• **Data lines**

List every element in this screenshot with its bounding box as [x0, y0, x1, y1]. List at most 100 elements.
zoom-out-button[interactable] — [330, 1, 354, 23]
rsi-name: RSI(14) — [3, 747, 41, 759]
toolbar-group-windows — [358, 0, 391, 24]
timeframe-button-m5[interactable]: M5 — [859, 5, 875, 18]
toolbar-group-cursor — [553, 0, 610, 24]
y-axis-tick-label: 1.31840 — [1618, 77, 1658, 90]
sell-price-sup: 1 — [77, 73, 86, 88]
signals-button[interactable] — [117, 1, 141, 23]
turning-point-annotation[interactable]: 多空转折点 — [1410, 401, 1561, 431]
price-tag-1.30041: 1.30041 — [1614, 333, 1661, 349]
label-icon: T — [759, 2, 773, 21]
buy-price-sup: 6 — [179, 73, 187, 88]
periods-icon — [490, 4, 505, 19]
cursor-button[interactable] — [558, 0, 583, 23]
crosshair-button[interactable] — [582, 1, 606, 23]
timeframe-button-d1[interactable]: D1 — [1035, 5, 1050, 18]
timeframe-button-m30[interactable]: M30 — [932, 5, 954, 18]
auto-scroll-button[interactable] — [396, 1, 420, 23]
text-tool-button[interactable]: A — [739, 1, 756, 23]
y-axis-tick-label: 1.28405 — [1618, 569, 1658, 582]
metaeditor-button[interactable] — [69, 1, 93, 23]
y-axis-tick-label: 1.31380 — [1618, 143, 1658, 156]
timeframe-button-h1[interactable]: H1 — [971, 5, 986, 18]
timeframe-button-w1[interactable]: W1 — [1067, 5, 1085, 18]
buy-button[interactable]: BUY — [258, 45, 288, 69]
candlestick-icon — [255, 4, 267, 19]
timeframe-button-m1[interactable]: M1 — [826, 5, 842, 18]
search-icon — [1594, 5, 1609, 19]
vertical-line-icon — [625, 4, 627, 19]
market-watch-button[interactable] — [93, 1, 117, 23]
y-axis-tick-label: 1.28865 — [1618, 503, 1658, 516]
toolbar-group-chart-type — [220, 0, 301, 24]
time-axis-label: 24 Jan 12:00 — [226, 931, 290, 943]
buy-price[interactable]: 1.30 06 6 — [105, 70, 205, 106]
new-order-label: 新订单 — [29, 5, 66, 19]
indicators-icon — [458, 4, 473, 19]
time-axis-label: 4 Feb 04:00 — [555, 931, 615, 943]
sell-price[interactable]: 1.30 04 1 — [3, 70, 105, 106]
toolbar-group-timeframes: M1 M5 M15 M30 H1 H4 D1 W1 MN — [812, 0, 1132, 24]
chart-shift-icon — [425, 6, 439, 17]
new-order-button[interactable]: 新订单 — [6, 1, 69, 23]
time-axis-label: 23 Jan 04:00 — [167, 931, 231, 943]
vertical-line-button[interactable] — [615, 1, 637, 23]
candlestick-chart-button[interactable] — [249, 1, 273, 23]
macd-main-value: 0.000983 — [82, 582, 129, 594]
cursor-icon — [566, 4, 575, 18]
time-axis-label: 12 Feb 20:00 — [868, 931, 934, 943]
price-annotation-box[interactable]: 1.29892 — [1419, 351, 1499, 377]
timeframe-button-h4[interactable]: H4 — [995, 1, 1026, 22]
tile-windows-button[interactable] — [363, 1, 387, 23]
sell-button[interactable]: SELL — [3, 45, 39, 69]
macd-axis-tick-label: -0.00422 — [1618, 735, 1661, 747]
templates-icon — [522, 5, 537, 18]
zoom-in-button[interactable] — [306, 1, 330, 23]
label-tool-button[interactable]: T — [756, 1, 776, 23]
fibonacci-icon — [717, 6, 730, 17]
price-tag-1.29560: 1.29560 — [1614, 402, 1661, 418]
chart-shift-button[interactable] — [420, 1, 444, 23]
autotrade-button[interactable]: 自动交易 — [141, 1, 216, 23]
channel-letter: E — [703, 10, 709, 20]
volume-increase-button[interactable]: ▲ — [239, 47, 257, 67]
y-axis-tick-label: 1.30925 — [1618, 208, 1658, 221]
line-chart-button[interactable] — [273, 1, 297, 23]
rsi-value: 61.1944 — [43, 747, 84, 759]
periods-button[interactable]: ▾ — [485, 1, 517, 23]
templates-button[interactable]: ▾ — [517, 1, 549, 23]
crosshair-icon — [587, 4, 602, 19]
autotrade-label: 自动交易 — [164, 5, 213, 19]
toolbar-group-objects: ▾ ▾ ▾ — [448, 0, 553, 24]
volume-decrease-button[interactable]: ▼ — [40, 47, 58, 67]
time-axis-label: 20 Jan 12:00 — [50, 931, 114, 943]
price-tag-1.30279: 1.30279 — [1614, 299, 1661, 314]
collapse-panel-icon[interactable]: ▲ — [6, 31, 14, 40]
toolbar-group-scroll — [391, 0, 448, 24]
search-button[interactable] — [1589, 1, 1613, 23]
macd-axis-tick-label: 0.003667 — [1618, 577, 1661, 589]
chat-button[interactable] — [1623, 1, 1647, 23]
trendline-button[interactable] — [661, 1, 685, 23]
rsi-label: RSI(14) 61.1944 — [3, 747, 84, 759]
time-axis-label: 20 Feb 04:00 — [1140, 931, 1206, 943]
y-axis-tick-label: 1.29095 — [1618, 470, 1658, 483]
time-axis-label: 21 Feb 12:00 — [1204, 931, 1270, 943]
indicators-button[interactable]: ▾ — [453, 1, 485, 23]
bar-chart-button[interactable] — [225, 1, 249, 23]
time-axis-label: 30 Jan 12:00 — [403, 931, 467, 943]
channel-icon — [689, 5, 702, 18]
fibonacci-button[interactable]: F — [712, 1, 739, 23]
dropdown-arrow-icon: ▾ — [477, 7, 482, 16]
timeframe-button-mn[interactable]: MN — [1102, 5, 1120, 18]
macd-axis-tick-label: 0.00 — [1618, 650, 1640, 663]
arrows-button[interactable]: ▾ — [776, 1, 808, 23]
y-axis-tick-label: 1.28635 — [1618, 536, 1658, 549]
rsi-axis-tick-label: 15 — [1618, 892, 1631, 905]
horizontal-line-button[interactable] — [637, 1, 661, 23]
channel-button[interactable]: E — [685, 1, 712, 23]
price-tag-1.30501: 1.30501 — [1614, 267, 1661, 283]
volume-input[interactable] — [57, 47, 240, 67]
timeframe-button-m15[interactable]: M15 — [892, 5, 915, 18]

• **Exercise directions**
Please set out every line of the records above as a Markdown table with the columns Row and Text, numbering the rows and leaving out blank lines.

• **Solution to this task**
| Row | Text |
|---|---|
| 1 | List every element in this screenshot with its bounding box as [x0, y0, x1, y1]. List at most 100 elements. |
| 2 | zoom-out-button[interactable] — [330, 1, 354, 23] |
| 3 | rsi-name: RSI(14) — [3, 747, 41, 759] |
| 4 | toolbar-group-windows — [358, 0, 391, 24] |
| 5 | timeframe-button-m5[interactable]: M5 — [859, 5, 875, 18] |
| 6 | toolbar-group-cursor — [553, 0, 610, 24] |
| 7 | y-axis-tick-label: 1.31840 — [1618, 77, 1658, 90] |
| 8 | sell-price-sup: 1 — [77, 73, 86, 88] |
| 9 | signals-button[interactable] — [117, 1, 141, 23] |
| 10 | turning-point-annotation[interactable]: 多空转折点 — [1410, 401, 1561, 431] |
| 11 | price-tag-1.30041: 1.30041 — [1614, 333, 1661, 349] |
| 12 | label-icon: T — [759, 2, 773, 21] |
| 13 | buy-price-sup: 6 — [179, 73, 187, 88] |
| 14 | periods-icon — [490, 4, 505, 19] |
| 15 | cursor-button[interactable] — [558, 0, 583, 23] |
| 16 | crosshair-button[interactable] — [582, 1, 606, 23] |
| 17 | timeframe-button-d1[interactable]: D1 — [1035, 5, 1050, 18] |
| 18 | timeframe-button-m30[interactable]: M30 — [932, 5, 954, 18] |
| 19 | auto-scroll-button[interactable] — [396, 1, 420, 23] |
| 20 | text-tool-button[interactable]: A — [739, 1, 756, 23] |
| 21 | y-axis-tick-label: 1.28405 — [1618, 569, 1658, 582] |
| 22 | metaeditor-button[interactable] — [69, 1, 93, 23] |
| 23 | y-axis-tick-label: 1.31380 — [1618, 143, 1658, 156] |
| 24 | timeframe-button-h1[interactable]: H1 — [971, 5, 986, 18] |
| 25 | timeframe-button-w1[interactable]: W1 — [1067, 5, 1085, 18] |
| 26 | buy-button[interactable]: BUY — [258, 45, 288, 69] |
| 27 | candlestick-icon — [255, 4, 267, 19] |
| 28 | timeframe-button-m1[interactable]: M1 — [826, 5, 842, 18] |
| 29 | search-icon — [1594, 5, 1609, 19] |
| 30 | vertical-line-icon — [625, 4, 627, 19] |
| 31 | market-watch-button[interactable] — [93, 1, 117, 23] |
| 32 | y-axis-tick-label: 1.28865 — [1618, 503, 1658, 516] |
| 33 | toolbar-group-chart-type — [220, 0, 301, 24] |
| 34 | time-axis-label: 24 Jan 12:00 — [226, 931, 290, 943] |
| 35 | buy-price[interactable]: 1.30 06 6 — [105, 70, 205, 106] |
| 36 | new-order-label: 新订单 — [29, 5, 66, 19] |
| 37 | indicators-icon — [458, 4, 473, 19] |
| 38 | time-axis-label: 4 Feb 04:00 — [555, 931, 615, 943] |
| 39 | sell-price[interactable]: 1.30 04 1 — [3, 70, 105, 106] |
| 40 | toolbar-group-timeframes: M1 M5 M15 M30 H1 H4 D1 W1 MN — [812, 0, 1132, 24] |
| 41 | chart-shift-icon — [425, 6, 439, 17] |
| 42 | new-order-button[interactable]: 新订单 — [6, 1, 69, 23] |
| 43 | time-axis-label: 23 Jan 04:00 — [167, 931, 231, 943] |
| 44 | vertical-line-button[interactable] — [615, 1, 637, 23] |
| 45 | candlestick-chart-button[interactable] — [249, 1, 273, 23] |
| 46 | macd-main-value: 0.000983 — [82, 582, 129, 594] |
| 47 | cursor-icon — [566, 4, 575, 18] |
| 48 | time-axis-label: 12 Feb 20:00 — [868, 931, 934, 943] |
| 49 | price-annotation-box[interactable]: 1.29892 — [1419, 351, 1499, 377] |
| 50 | timeframe-button-h4[interactable]: H4 — [995, 1, 1026, 22] |
| 51 | tile-windows-button[interactable] — [363, 1, 387, 23] |
| 52 | sell-button[interactable]: SELL — [3, 45, 39, 69] |
| 53 | macd-axis-tick-label: -0.00422 — [1618, 735, 1661, 747] |
| 54 | templates-icon — [522, 5, 537, 18] |
| 55 | zoom-in-button[interactable] — [306, 1, 330, 23] |
| 56 | label-tool-button[interactable]: T — [756, 1, 776, 23] |
| 57 | fibonacci-icon — [717, 6, 730, 17] |
| 58 | price-tag-1.29560: 1.29560 — [1614, 402, 1661, 418] |
| 59 | chart-shift-button[interactable] — [420, 1, 444, 23] |
| 60 | autotrade-button[interactable]: 自动交易 — [141, 1, 216, 23] |
| 61 | channel-letter: E — [703, 10, 709, 20] |
| 62 | volume-increase-button[interactable]: ▲ — [239, 47, 257, 67] |
| 63 | y-axis-tick-label: 1.30925 — [1618, 208, 1658, 221] |
| 64 | line-chart-button[interactable] — [273, 1, 297, 23] |
| 65 | rsi-value: 61.1944 — [43, 747, 84, 759] |
| 66 | periods-button[interactable]: ▾ — [485, 1, 517, 23] |
| 67 | templates-button[interactable]: ▾ — [517, 1, 549, 23] |
| 68 | crosshair-icon — [587, 4, 602, 19] |
| 69 | autotrade-label: 自动交易 — [164, 5, 213, 19] |
| 70 | toolbar-group-objects: ▾ ▾ ▾ — [448, 0, 553, 24] |
| 71 | volume-decrease-button[interactable]: ▼ — [40, 47, 58, 67] |
| 72 | time-axis-label: 20 Jan 12:00 — [50, 931, 114, 943] |
| 73 | price-tag-1.30279: 1.30279 — [1614, 299, 1661, 314] |
| 74 | collapse-panel-icon[interactable]: ▲ — [6, 31, 14, 40] |
| 75 | toolbar-group-scroll — [391, 0, 448, 24] |
| 76 | search-button[interactable] — [1589, 1, 1613, 23] |
| 77 | macd-axis-tick-label: 0.003667 — [1618, 577, 1661, 589] |
| 78 | chat-button[interactable] — [1623, 1, 1647, 23] |
| 79 | trendline-button[interactable] — [661, 1, 685, 23] |
| 80 | rsi-label: RSI(14) 61.1944 — [3, 747, 84, 759] |
| 81 | time-axis-label: 20 Feb 04:00 — [1140, 931, 1206, 943] |
| 82 | y-axis-tick-label: 1.29095 — [1618, 470, 1658, 483] |
| 83 | time-axis-label: 21 Feb 12:00 — [1204, 931, 1270, 943] |
| 84 | indicators-button[interactable]: ▾ — [453, 1, 485, 23] |
| 85 | bar-chart-button[interactable] — [225, 1, 249, 23] |
| 86 | time-axis-label: 30 Jan 12:00 — [403, 931, 467, 943] |
| 87 | channel-icon — [689, 5, 702, 18] |
| 88 | fibonacci-button[interactable]: F — [712, 1, 739, 23] |
| 89 | dropdown-arrow-icon: ▾ — [477, 7, 482, 16] |
| 90 | timeframe-button-mn[interactable]: MN — [1102, 5, 1120, 18] |
| 91 | macd-axis-tick-label: 0.00 — [1618, 650, 1640, 663] |
| 92 | arrows-button[interactable]: ▾ — [776, 1, 808, 23] |
| 93 | y-axis-tick-label: 1.28635 — [1618, 536, 1658, 549] |
| 94 | rsi-axis-tick-label: 15 — [1618, 892, 1631, 905] |
| 95 | horizontal-line-button[interactable] — [637, 1, 661, 23] |
| 96 | channel-button[interactable]: E — [685, 1, 712, 23] |
| 97 | price-tag-1.30501: 1.30501 — [1614, 267, 1661, 283] |
| 98 | volume-input[interactable] — [57, 47, 240, 67] |
| 99 | timeframe-button-m15[interactable]: M15 — [892, 5, 915, 18] |